Given data —
--- START ---

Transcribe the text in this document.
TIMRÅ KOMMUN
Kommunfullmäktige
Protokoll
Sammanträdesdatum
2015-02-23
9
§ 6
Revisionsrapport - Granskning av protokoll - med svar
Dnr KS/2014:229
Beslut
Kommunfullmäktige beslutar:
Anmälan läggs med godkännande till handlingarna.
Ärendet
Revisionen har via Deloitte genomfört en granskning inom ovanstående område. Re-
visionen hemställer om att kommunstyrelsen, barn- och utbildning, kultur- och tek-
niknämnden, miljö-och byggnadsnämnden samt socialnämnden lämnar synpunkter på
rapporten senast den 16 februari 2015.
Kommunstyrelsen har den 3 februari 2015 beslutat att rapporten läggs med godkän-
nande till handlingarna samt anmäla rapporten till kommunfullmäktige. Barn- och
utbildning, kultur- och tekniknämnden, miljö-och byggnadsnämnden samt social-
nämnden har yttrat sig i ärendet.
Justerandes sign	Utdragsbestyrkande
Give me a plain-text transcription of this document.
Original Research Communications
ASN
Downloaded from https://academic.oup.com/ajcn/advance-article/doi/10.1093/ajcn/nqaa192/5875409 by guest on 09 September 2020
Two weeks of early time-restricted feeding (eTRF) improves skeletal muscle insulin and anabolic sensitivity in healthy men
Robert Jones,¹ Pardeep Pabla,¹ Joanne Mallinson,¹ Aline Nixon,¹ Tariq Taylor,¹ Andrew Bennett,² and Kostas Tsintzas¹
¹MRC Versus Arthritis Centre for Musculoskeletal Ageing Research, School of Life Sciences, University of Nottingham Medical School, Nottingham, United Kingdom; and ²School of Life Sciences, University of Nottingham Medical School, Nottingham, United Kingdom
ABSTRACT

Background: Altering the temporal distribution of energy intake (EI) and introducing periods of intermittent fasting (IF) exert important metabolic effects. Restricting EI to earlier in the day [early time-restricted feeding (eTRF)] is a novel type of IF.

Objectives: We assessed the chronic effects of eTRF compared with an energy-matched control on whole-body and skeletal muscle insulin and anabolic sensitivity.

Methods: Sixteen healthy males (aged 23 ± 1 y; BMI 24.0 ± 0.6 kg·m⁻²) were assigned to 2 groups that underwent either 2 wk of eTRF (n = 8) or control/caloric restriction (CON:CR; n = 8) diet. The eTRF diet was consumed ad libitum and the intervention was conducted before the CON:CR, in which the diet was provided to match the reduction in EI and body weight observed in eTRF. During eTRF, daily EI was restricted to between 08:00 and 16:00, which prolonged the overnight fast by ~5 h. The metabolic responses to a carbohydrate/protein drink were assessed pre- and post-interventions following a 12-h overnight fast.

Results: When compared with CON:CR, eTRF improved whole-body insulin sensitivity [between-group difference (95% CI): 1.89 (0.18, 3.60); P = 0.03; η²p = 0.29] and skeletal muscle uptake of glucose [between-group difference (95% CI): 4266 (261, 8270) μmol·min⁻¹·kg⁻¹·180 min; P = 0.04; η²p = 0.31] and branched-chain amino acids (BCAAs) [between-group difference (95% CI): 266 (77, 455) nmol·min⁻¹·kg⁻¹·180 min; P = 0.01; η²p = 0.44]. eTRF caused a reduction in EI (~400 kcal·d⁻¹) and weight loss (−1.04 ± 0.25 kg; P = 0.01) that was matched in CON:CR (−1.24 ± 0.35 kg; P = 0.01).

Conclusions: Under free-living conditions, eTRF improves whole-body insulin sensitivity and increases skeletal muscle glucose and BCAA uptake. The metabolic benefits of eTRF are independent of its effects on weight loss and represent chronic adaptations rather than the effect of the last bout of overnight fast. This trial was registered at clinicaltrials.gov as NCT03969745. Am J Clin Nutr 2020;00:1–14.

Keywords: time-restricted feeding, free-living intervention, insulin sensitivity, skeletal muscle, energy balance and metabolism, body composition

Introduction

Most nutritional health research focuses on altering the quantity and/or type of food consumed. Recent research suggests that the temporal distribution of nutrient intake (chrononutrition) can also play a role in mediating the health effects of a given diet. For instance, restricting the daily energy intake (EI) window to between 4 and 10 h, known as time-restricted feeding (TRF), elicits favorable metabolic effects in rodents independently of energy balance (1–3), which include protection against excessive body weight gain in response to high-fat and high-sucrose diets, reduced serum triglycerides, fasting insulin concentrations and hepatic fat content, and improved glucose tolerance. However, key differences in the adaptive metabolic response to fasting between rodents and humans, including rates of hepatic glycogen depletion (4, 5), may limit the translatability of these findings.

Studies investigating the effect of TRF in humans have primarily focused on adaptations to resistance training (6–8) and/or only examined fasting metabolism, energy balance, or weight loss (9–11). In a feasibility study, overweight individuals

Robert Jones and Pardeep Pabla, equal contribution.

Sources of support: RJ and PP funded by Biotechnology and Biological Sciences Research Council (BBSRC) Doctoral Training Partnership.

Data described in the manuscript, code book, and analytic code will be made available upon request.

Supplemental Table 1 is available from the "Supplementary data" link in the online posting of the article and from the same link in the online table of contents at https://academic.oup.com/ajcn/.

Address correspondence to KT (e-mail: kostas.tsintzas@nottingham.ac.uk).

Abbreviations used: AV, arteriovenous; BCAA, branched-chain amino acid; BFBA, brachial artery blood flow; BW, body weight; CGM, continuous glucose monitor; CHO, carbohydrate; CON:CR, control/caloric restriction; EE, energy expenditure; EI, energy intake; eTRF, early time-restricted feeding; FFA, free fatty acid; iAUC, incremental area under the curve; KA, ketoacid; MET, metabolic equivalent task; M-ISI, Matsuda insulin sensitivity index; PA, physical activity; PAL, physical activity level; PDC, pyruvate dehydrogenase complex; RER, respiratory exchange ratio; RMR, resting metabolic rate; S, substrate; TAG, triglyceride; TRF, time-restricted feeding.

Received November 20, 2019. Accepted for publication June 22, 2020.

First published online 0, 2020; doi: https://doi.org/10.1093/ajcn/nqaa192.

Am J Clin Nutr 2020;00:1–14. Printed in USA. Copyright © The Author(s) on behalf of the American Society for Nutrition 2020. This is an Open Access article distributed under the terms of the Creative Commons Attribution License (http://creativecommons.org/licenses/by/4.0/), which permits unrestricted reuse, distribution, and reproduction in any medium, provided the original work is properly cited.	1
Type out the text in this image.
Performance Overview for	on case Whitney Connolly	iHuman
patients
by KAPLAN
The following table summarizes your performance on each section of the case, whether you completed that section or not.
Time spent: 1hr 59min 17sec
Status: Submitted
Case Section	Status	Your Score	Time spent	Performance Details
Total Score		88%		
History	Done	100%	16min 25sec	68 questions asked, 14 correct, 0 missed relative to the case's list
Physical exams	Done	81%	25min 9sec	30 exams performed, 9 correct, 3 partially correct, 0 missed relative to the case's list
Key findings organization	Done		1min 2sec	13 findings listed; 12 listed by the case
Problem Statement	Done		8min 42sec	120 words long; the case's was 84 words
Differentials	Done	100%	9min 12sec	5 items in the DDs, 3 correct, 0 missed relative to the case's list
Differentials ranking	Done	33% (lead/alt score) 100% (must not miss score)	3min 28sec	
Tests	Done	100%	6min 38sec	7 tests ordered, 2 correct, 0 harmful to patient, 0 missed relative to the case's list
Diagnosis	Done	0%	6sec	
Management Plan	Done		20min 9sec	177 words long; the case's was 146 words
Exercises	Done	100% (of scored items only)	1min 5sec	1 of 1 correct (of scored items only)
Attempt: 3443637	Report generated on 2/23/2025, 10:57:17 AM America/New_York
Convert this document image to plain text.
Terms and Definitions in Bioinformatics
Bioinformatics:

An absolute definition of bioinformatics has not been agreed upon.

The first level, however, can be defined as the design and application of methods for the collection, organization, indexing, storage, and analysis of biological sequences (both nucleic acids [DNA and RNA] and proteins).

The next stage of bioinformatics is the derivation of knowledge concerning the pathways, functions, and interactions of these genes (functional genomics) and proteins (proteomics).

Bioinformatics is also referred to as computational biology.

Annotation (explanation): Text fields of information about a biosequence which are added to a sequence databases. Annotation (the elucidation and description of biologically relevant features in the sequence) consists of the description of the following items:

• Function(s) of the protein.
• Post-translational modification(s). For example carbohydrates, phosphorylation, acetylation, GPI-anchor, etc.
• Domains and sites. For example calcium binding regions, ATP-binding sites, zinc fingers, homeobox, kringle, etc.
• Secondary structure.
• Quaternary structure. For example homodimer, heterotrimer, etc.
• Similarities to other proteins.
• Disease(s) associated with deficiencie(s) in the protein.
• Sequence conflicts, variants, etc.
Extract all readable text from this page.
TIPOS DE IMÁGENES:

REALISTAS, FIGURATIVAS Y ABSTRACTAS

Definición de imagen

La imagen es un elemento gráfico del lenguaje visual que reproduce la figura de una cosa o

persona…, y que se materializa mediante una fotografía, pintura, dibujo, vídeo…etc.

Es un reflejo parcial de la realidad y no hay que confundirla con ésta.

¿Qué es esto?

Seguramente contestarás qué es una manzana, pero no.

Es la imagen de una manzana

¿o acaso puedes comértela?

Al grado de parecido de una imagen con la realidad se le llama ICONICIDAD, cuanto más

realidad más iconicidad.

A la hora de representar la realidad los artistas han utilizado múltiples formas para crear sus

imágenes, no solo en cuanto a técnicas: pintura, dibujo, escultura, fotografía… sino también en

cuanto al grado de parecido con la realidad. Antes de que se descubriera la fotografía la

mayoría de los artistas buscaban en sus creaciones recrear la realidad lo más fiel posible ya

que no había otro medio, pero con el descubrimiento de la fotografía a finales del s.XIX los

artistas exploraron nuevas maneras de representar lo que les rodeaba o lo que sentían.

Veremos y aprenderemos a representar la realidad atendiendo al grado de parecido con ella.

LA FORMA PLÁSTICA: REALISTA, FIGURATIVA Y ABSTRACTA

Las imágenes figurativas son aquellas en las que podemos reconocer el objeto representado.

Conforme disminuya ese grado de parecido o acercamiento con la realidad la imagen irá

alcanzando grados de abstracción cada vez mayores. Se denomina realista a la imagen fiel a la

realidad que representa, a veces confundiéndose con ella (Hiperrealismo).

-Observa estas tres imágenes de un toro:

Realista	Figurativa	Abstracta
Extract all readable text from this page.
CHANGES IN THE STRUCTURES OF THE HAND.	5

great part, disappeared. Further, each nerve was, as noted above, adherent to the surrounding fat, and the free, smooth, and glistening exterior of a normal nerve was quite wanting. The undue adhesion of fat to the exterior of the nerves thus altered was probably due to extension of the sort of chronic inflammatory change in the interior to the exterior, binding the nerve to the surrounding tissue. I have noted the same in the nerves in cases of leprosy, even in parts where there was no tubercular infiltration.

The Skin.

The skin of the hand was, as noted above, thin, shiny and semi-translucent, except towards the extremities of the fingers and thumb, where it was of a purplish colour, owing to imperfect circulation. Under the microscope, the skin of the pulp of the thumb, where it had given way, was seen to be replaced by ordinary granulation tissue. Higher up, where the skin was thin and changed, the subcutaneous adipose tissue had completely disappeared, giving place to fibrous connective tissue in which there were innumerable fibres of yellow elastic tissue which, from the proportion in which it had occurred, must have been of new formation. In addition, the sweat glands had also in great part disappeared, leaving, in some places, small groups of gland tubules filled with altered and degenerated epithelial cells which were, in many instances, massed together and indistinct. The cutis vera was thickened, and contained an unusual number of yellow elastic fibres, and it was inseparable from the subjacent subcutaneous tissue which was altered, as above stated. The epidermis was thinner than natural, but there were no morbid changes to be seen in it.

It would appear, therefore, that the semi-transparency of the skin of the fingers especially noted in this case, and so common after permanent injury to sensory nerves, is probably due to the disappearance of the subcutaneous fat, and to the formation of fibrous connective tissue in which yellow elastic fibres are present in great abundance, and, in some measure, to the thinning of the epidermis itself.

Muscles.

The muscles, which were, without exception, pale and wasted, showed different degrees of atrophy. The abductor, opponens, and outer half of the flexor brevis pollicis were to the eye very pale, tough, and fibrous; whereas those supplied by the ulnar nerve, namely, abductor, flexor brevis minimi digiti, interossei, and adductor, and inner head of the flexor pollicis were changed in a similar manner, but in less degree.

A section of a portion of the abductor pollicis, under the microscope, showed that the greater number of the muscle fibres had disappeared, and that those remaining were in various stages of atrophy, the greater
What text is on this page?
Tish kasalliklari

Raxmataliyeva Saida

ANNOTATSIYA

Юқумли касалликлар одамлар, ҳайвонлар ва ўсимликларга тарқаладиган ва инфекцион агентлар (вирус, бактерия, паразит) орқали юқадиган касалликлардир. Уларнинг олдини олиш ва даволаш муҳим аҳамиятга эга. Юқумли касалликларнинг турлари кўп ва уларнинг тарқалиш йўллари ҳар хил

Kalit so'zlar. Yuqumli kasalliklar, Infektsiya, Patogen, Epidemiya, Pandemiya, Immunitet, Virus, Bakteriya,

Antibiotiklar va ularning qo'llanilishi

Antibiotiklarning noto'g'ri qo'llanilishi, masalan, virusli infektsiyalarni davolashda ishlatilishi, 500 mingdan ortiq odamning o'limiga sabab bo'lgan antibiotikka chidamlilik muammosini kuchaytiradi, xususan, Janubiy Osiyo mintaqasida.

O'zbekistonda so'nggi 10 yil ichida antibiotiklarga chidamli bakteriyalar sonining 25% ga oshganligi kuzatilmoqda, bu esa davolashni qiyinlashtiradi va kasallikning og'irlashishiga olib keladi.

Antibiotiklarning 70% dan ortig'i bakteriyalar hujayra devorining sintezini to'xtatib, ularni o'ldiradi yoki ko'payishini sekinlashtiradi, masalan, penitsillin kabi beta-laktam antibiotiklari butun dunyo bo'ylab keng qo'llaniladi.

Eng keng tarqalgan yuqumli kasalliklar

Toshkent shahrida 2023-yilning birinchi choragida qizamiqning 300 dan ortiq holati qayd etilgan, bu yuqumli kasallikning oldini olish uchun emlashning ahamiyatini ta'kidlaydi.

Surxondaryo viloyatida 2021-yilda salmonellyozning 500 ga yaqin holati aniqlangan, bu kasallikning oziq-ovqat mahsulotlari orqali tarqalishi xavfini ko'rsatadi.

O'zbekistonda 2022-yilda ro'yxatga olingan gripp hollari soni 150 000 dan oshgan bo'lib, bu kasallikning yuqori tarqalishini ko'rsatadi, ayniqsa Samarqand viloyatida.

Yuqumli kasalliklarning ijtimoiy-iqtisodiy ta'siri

--- END ---

Task statement — Go through the data above and count the lines that hold "keng". Respond with the number and no other words.

Output — 2